**ESTRATTO DELLA FONTE**.
Alleanza per spartirsi il Colle Il Cav teme l’inciucio Pd-Udc

Bersani e Casini vorrebbero scegliere il prossimo presidente Napolitano insegna: dal Quirinale si decidono le sorti del Paese

Alleanza per spartirsi il Colle Il Cav teme l’inciucio Pd-Udc
Roma - Lo sospetta già da qualche settimana, da quando non sono andati a buon fine al­cuni incontri nei quali si è cercato di verificare se vi fosse ancora spa­zio per un riavvicinamento con Ca­sini. Ma ormai da qualche giorno, almeno nella testa del Cavaliere, il sospetto è diventato certezza: il lea­der Udc e Bersani puntano a spar­tirsi il Quirinale di qui al 2020. Il prossimo Parlamento, infatti, sarà quello che indicherà il nuovo inqui­lino del Colle e Berlusconi­è convin­to che i due vogliano gestire la parti­ta in solitudine. E sarebbe questa la ragione principale per cui a Casini e Bersani non dispiacerebbe un vo­to anticipato, magari a ottobre. Aspettare la scadenza naturale del­la legislatura nel 2013, infatti, da­rebbe ancora fiato all’antipolitica di Grillo e al Sel di Vendola, con il ri­schio che i loro voti crescano anco­ra e magari possano poi condizio­nare pesantemente la nomina del successore di Napolitano.

Uno scenario, quello immagina­to dal Cavaliere, che trova qualche conferma in un clima che nell’ulti­ma settimana è tornato quello di sei mesi fa. A partire dalle inchieste che riguardano l’ex premier, tutte improvvisamente di nuovo sotto i riflettori: non solo il processo Ru­by, ma anche il caso Lavitola e il nuovo fascicolo aperto a Bari a cari­co di Berlusconi che avrebbe «in­dotto a mentire» Tarantini. Senza considerare che alle prese con i guai giudiziari ci sono anche For­migoni- e fino a qualche tempo fa il governo della Lombardia era uno dei fiori all’occhiello del Pdl-e la Le­ga. Insomma, s’andasse a votare a breve, sul centrodestra pese­re­bbero non poche le in­chieste della magi­stratura.

Dati sui confini delle regioni:

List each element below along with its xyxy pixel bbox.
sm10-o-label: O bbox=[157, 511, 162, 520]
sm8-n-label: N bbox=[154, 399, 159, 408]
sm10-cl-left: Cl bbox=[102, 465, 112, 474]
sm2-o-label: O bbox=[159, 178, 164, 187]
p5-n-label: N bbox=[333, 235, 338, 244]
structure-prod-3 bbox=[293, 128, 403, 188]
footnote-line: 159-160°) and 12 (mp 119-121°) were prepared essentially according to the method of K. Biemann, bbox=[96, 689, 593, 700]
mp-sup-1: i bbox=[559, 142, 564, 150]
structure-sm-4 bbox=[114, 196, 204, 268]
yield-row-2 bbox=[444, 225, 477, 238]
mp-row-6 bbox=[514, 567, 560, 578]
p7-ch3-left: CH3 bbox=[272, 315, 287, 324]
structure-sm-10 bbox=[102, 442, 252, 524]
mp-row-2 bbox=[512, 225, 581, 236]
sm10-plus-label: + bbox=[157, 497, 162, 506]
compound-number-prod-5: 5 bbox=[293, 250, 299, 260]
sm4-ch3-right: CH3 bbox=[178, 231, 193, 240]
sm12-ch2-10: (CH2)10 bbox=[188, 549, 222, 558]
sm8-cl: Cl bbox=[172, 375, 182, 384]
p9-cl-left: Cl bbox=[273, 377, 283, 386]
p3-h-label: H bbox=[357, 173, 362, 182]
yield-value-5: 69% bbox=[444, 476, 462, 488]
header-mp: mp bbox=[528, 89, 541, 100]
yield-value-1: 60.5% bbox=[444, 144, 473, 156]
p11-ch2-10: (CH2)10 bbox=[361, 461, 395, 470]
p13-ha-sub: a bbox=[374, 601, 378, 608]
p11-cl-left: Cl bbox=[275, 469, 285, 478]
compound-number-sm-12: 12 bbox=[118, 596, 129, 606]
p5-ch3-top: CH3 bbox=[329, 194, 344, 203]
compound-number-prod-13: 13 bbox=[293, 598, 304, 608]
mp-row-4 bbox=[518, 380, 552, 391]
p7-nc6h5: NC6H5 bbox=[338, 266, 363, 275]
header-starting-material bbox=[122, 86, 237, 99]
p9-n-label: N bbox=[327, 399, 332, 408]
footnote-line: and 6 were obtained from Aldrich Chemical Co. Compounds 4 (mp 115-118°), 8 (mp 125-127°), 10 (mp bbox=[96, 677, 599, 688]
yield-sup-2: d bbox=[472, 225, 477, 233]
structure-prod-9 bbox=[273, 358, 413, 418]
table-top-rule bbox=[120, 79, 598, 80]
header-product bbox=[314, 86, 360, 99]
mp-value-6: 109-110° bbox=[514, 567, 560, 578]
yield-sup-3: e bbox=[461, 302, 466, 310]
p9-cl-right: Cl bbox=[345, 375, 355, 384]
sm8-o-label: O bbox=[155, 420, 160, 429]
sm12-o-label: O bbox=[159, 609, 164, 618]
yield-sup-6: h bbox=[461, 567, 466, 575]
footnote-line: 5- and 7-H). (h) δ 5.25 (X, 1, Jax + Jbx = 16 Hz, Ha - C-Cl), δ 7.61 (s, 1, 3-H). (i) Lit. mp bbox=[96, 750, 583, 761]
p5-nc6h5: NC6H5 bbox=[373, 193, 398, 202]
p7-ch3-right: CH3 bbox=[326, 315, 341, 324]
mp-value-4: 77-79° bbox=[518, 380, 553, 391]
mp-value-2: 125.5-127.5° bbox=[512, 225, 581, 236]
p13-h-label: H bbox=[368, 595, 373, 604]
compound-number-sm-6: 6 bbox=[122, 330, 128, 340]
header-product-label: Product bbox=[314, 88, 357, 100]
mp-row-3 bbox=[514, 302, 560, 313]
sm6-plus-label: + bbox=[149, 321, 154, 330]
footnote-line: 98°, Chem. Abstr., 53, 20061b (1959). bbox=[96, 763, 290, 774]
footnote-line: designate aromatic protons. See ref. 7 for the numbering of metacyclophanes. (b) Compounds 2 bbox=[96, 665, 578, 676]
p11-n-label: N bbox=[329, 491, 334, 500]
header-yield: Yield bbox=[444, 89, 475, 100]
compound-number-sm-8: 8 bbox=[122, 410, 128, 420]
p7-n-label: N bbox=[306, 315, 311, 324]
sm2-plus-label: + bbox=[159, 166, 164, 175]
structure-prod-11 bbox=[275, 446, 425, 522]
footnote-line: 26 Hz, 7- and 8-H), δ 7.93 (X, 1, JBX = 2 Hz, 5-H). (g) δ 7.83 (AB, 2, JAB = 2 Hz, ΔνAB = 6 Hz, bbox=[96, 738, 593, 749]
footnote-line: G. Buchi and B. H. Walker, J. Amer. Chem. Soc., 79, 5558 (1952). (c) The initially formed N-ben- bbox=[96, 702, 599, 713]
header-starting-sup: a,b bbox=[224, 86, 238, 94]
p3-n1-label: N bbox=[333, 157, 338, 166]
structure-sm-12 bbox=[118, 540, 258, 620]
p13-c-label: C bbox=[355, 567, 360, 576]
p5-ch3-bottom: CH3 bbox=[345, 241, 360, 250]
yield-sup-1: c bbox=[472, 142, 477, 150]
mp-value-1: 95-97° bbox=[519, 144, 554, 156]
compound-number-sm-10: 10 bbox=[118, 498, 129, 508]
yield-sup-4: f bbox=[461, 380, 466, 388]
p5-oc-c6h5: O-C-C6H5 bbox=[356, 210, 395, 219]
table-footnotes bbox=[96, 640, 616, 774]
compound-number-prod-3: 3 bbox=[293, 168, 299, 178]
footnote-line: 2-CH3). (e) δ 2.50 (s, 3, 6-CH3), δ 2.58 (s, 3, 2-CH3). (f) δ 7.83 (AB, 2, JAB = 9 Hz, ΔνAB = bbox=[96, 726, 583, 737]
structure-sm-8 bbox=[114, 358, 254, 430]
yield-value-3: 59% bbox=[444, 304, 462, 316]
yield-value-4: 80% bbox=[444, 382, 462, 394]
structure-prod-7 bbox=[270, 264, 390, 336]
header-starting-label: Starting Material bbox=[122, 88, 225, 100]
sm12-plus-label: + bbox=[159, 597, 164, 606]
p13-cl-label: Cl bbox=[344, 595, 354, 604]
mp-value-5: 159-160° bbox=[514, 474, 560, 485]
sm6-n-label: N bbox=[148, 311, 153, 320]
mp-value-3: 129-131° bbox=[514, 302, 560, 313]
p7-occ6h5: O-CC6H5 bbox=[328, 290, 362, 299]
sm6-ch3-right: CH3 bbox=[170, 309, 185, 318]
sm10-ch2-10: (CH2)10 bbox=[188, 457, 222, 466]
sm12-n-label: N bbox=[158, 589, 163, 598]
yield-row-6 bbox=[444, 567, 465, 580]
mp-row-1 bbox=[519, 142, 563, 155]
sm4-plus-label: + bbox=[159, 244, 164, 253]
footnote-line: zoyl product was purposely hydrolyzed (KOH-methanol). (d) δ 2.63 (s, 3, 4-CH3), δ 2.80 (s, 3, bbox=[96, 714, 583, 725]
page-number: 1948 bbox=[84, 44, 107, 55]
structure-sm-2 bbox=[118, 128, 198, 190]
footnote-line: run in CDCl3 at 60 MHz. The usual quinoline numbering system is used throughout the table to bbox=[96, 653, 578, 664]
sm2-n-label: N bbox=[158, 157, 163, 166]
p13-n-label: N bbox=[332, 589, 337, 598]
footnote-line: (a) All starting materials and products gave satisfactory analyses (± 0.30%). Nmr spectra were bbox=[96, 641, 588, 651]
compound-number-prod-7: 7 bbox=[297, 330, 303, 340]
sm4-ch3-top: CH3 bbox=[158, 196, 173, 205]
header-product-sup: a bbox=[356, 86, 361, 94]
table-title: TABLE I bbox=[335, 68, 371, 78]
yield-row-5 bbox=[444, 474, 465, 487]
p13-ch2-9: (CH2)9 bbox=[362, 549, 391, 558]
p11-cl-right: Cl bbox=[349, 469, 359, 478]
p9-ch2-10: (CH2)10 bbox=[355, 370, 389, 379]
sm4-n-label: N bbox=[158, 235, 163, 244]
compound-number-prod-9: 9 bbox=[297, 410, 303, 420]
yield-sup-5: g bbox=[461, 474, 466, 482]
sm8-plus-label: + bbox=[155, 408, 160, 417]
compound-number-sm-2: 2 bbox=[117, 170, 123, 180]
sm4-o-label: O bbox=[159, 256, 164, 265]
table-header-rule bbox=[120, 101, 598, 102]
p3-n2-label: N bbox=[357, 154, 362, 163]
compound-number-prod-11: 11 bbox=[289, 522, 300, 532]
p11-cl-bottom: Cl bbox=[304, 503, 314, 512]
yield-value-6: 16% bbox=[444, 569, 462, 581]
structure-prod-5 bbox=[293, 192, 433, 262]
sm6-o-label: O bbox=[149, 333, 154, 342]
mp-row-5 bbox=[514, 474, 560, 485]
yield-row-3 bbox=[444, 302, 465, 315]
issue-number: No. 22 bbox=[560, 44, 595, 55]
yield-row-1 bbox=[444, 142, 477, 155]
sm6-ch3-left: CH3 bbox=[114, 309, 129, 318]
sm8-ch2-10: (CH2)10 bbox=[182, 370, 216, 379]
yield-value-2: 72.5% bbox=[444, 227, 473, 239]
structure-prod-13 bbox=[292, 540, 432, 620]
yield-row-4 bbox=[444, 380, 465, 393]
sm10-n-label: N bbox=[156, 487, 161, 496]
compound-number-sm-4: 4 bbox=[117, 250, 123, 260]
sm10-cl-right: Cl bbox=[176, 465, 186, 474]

**ATTIVITÀ DA SVOLGERE**.
• A. Modifica l'articolo da "Uno scenario, quello" fino a "in­chieste della magi­stratura." compreso, sostituendo "Cavaliere" con "ex premier".
• B. Secondo l'articolo, in quale anno scadrebbe naturalmente la legislatura?
I dati non servono per svolgere le attività.

**SOLUZIONI DEGLI ESERCIZI**.
• A.
Uno scenario, quello immagina­to dal ex premier, che trova qualche conferma in un clima che nell’ulti­ma settimana è tornato quello di sei mesi fa. A partire dalle inchieste che riguardano l’ex premier, tutte improvvisamente di nuovo sotto i riflettori: non solo il processo Ru­by, ma anche il caso Lavitola e il nuovo fascicolo aperto a Bari a cari­co di Berlusconi che avrebbe «in­dotto a mentire» Tarantini. Senza considerare che alle prese con i guai giudiziari ci sono anche For­migoni- e fino a qualche tempo fa il governo della Lombardia era uno dei fiori all’occhiello del Pdl-e la Le­ga. Insomma, s’andasse a votare a breve, sul centrodestra pese­re­bbero non poche le in­chieste della magi­stratura.

• B. Nel 2013.